(Labeled region entries)
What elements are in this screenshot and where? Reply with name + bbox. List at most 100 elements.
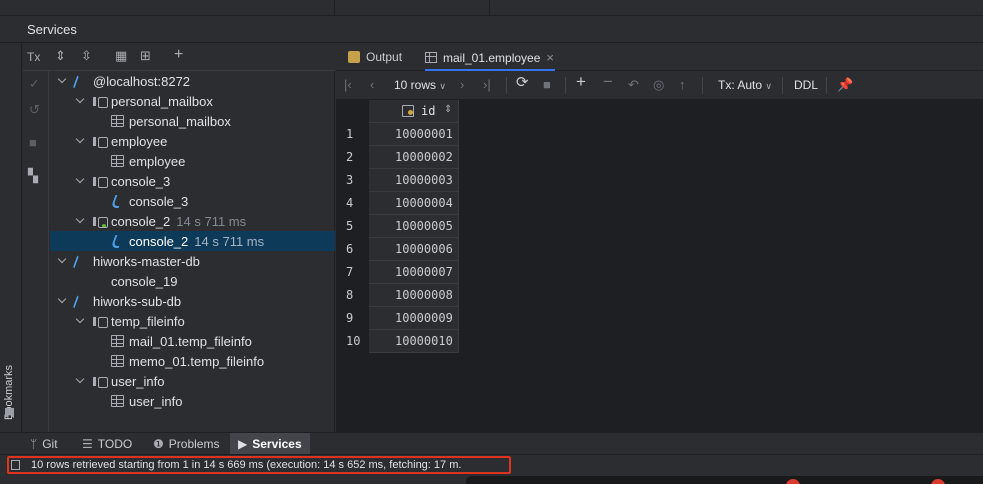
tree-node[interactable]: @localhost:8272	[50, 71, 335, 91]
table-cell-id[interactable]: 10000010	[369, 330, 459, 353]
close-icon[interactable]: ×	[546, 50, 554, 65]
table-row[interactable]: 5 10000005	[336, 215, 459, 238]
table-row[interactable]: 8 10000008	[336, 284, 459, 307]
ddl-button[interactable]: DDL	[794, 78, 818, 92]
tree-node-name: console_2	[129, 234, 189, 249]
tree-node[interactable]: user_info	[50, 391, 335, 411]
tree-node-label: mail_01.temp_fileinfo	[129, 334, 252, 349]
top-strip-cell	[335, 0, 490, 16]
tab-output[interactable]: Output	[348, 43, 420, 71]
tx-button[interactable]: Tx	[27, 49, 40, 65]
chevron-down-icon[interactable]	[76, 215, 86, 225]
tree-node[interactable]: console_19	[50, 271, 335, 291]
tree-node[interactable]: hiworks-sub-db	[50, 291, 335, 311]
add-icon[interactable]: +	[174, 47, 183, 63]
tree-node-label: console_2 14 s 711 ms	[111, 214, 246, 229]
schema-icon	[93, 94, 108, 108]
editor-tabs: Output mail_01.employee ×	[336, 43, 983, 71]
chevron-down-icon[interactable]	[76, 135, 86, 145]
submit-icon[interactable]: ↑	[679, 77, 686, 93]
chevron-down-icon: ∨	[765, 81, 772, 91]
tree-node-label: memo_01.temp_fileinfo	[129, 354, 265, 369]
group-icon[interactable]: ▦	[115, 48, 127, 64]
chevron-down-icon[interactable]	[58, 255, 68, 265]
tree-node[interactable]: console_3	[50, 171, 335, 191]
new-window-icon[interactable]: ⊞	[140, 48, 151, 64]
tool-tab-git[interactable]: ᛘ Git	[22, 433, 66, 455]
stop-icon[interactable]: ■	[543, 77, 551, 93]
table-cell-id[interactable]: 10000008	[369, 284, 459, 307]
delete-row-icon[interactable]: −	[603, 73, 613, 90]
preview-icon[interactable]: ◎	[653, 77, 664, 93]
tree-node[interactable]: personal_mailbox	[50, 111, 335, 131]
commit-icon[interactable]: ✓	[29, 76, 40, 92]
table-cell-id[interactable]: 10000005	[369, 215, 459, 238]
revert-icon[interactable]: ↶	[628, 77, 639, 93]
sort-icon[interactable]: ⇕	[444, 104, 452, 115]
table-row[interactable]: 9 10000009	[336, 307, 459, 330]
table-row[interactable]: 2 10000002	[336, 146, 459, 169]
services-toolbar: Tx ⇕ ⇳ ▦ ⊞ +	[23, 43, 335, 71]
tx-mode-select[interactable]: Tx: Auto ∨	[718, 78, 772, 92]
chevron-down-icon[interactable]	[76, 375, 86, 385]
table-cell-id[interactable]: 10000009	[369, 307, 459, 330]
table-cell-id[interactable]: 10000002	[369, 146, 459, 169]
table-row[interactable]: 1 10000001	[336, 123, 459, 146]
table-row[interactable]: 7 10000007	[336, 261, 459, 284]
table-row[interactable]: 4 10000004	[336, 192, 459, 215]
prev-page-icon[interactable]: ‹	[370, 77, 374, 93]
grid-toolbar: |‹ ‹ 10 rows ∨ › ›| ⟳ ■ + − ↶ ◎ ↑ Tx: Au…	[336, 71, 983, 100]
tree-node[interactable]: employee	[50, 151, 335, 171]
table-cell-id[interactable]: 10000004	[369, 192, 459, 215]
refresh-icon[interactable]: ⟳	[516, 75, 529, 91]
chevron-down-icon[interactable]	[58, 295, 68, 305]
tree-node-selected[interactable]: console_2 14 s 711 ms	[50, 231, 335, 251]
chevron-down-icon[interactable]	[76, 175, 86, 185]
last-page-icon[interactable]: ›|	[483, 77, 491, 93]
stop-icon[interactable]: ■	[29, 135, 37, 151]
tool-tab-services[interactable]: ▶ Services	[230, 433, 310, 455]
column-header-id[interactable]: id ⇕	[369, 100, 459, 123]
schema-icon	[93, 374, 108, 388]
problems-icon: ❶	[153, 437, 164, 451]
tool-tab-label: Git	[42, 437, 58, 451]
tab-mail-employee[interactable]: mail_01.employee ×	[425, 43, 555, 71]
tree-node[interactable]: console_2 14 s 711 ms	[50, 211, 335, 231]
tool-tab-todo[interactable]: ☰ TODO	[74, 433, 140, 455]
chevron-down-icon[interactable]	[58, 75, 68, 85]
row-number: 10	[346, 334, 361, 348]
tool-tab-problems[interactable]: ❶ Problems	[145, 433, 227, 455]
table-row[interactable]: 6 10000006	[336, 238, 459, 261]
tree-node[interactable]: temp_fileinfo	[50, 311, 335, 331]
table-cell-id[interactable]: 10000006	[369, 238, 459, 261]
table-cell-id[interactable]: 10000003	[369, 169, 459, 192]
toolbar-separator	[826, 77, 827, 94]
table-row[interactable]: 10 10000010	[336, 330, 459, 353]
collapse-all-icon[interactable]: ⇳	[81, 48, 92, 64]
tree-node[interactable]: user_info	[50, 371, 335, 391]
tree-node[interactable]: memo_01.temp_fileinfo	[50, 351, 335, 371]
table-cell-id[interactable]: 10000001	[369, 123, 459, 146]
chevron-down-icon[interactable]	[76, 315, 86, 325]
tree-node-label: hiworks-sub-db	[93, 294, 182, 309]
tree-node[interactable]: console_3	[50, 191, 335, 211]
first-page-icon[interactable]: |‹	[344, 77, 352, 93]
result-grid: id ⇕ 1 10000001 2 10000002 3 10000003 4 1000000…	[336, 100, 983, 432]
next-page-icon[interactable]: ›	[460, 77, 464, 93]
toolbar-separator	[782, 77, 783, 94]
tool-window-bar: ᛘ Git ☰ TODO ❶ Problems ▶ Services	[0, 432, 983, 455]
tree-node[interactable]: personal_mailbox	[50, 91, 335, 111]
chevron-down-icon[interactable]	[76, 95, 86, 105]
add-row-icon[interactable]: +	[576, 73, 586, 90]
table-row[interactable]: 3 10000003	[336, 169, 459, 192]
layout-icon[interactable]: ▚	[28, 168, 38, 184]
expand-all-icon[interactable]: ⇕	[55, 48, 66, 64]
rollback-icon[interactable]: ↺	[29, 102, 40, 118]
tree-node[interactable]: hiworks-master-db	[50, 251, 335, 271]
tree-node[interactable]: mail_01.temp_fileinfo	[50, 331, 335, 351]
table-cell-id[interactable]: 10000007	[369, 261, 459, 284]
tree-node[interactable]: employee	[50, 131, 335, 151]
page-size-select[interactable]: 10 rows ∨	[394, 78, 446, 92]
pin-icon[interactable]: 📌	[837, 77, 853, 93]
tool-tab-label: TODO	[97, 437, 133, 451]
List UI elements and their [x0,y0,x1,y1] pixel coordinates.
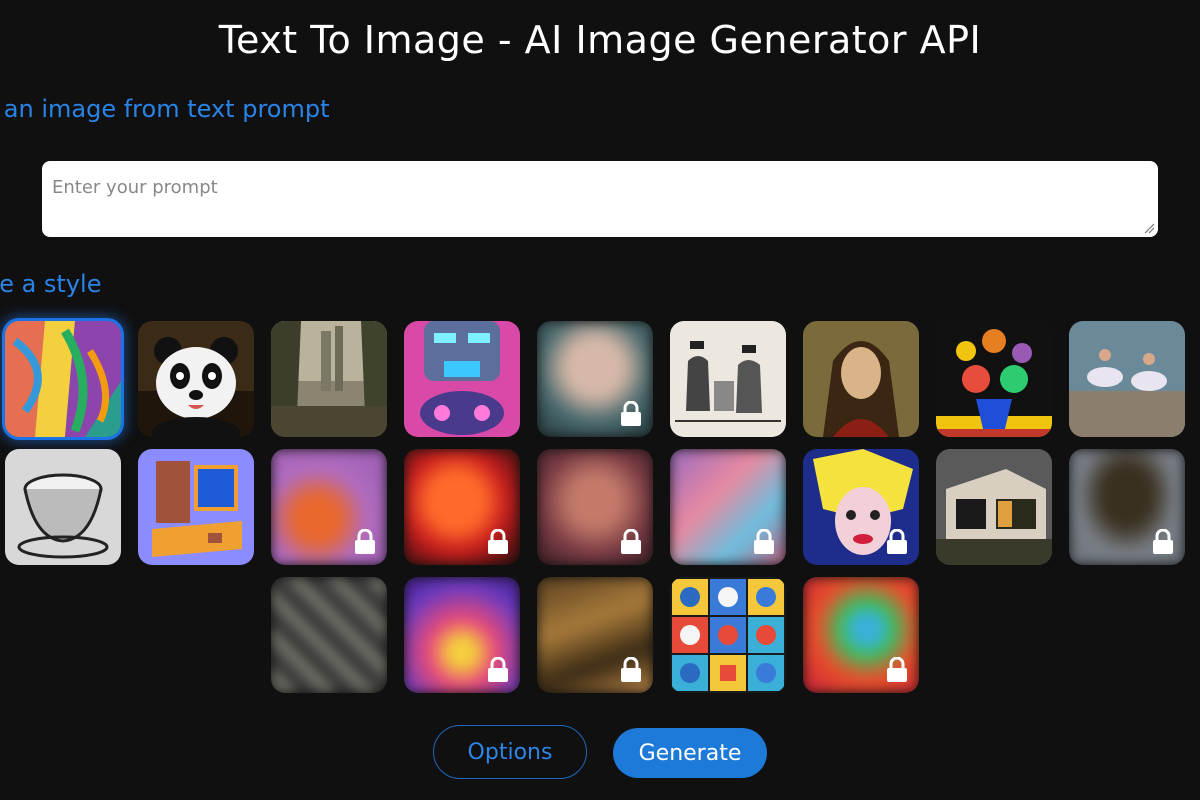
style-tile-isometric-computer[interactable] [138,449,254,565]
lock-icon [621,529,641,554]
ballet-dancers-image [1069,321,1185,437]
lock-icon [488,657,508,682]
prompt-input[interactable] [42,161,1158,237]
style-tile-woman-statue[interactable] [537,449,653,565]
style-tile-gray-texture[interactable] [271,577,387,693]
style-tile-dragon-rainbow[interactable] [803,577,919,693]
lock-icon [355,529,375,554]
flower-vase-image [936,321,1052,437]
renaissance-portrait-image [803,321,919,437]
subtitle: te an image from text prompt [0,95,330,123]
robot-image [404,321,520,437]
lock-icon [621,401,641,426]
sketch-men-image [670,321,786,437]
style-tile-sketch-men[interactable] [670,321,786,437]
lock-icon [887,529,907,554]
style-tile-panda[interactable] [138,321,254,437]
style-tile-pop-art-portrait[interactable] [803,449,919,565]
style-tile-flower-vase[interactable] [936,321,1052,437]
resize-handle-icon[interactable] [1143,222,1155,234]
modern-house-image [936,449,1052,565]
crypto-icons-image [670,577,786,693]
style-tile-pastel-sky[interactable] [670,449,786,565]
gray-texture-image [271,577,387,693]
style-tile-robot[interactable] [404,321,520,437]
style-tile-crypto-icons[interactable] [670,577,786,693]
style-tile-dark-cloud[interactable] [1069,449,1185,565]
style-tile-engraved-cup[interactable] [5,449,121,565]
options-button[interactable]: Options [433,725,587,779]
style-tile-fox[interactable] [271,449,387,565]
style-tile-portrait-woman[interactable] [537,321,653,437]
lock-icon [488,529,508,554]
style-tile-forest-landscape[interactable] [271,321,387,437]
lock-icon [1153,529,1173,554]
style-label: ose a style [0,270,102,298]
generate-button[interactable]: Generate [613,728,767,778]
style-tile-rabbit-neon[interactable] [404,577,520,693]
style-tile-red-figure[interactable] [404,449,520,565]
lock-icon [887,657,907,682]
lock-icon [754,529,774,554]
lock-icon [621,657,641,682]
isometric-computer-image [138,449,254,565]
style-tile-renaissance-portrait[interactable] [803,321,919,437]
style-tile-brown-abstract[interactable] [537,577,653,693]
style-tile-ballet-dancers[interactable] [1069,321,1185,437]
panda-image [138,321,254,437]
style-tile-abstract-painting[interactable] [5,321,121,437]
style-tile-modern-house[interactable] [936,449,1052,565]
page-title: Text To Image - AI Image Generator API [218,18,982,62]
forest-landscape-image [271,321,387,437]
abstract-painting-image [5,321,121,437]
engraved-cup-image [5,449,121,565]
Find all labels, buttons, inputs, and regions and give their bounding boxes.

**Your objective**
Reproduce the items from the line containing "style-tile-isometric-computer[interactable] [138,449,254,565]" through the line containing "resize-handle-icon[interactable] [1143,222,1155,234]", inclusive, changing every "lock-icon" to "padlock-icon" and leaving everything else unchanged.

**Answer to the task**
style-tile-isometric-computer[interactable] [138,449,254,565]
padlock-icon [621,529,641,554]
ballet-dancers-image [1069,321,1185,437]
padlock-icon [488,657,508,682]
prompt-input[interactable] [42,161,1158,237]
style-tile-woman-statue[interactable] [537,449,653,565]
style-tile-gray-texture[interactable] [271,577,387,693]
style-tile-dragon-rainbow[interactable] [803,577,919,693]
padlock-icon [355,529,375,554]
flower-vase-image [936,321,1052,437]
renaissance-portrait-image [803,321,919,437]
subtitle: te an image from text prompt [0,95,330,123]
robot-image [404,321,520,437]
padlock-icon [621,401,641,426]
sketch-men-image [670,321,786,437]
style-tile-sketch-men[interactable] [670,321,786,437]
padlock-icon [887,529,907,554]
style-tile-panda[interactable] [138,321,254,437]
style-tile-pop-art-portrait[interactable] [803,449,919,565]
style-tile-flower-vase[interactable] [936,321,1052,437]
resize-handle-icon[interactable] [1143,222,1155,234]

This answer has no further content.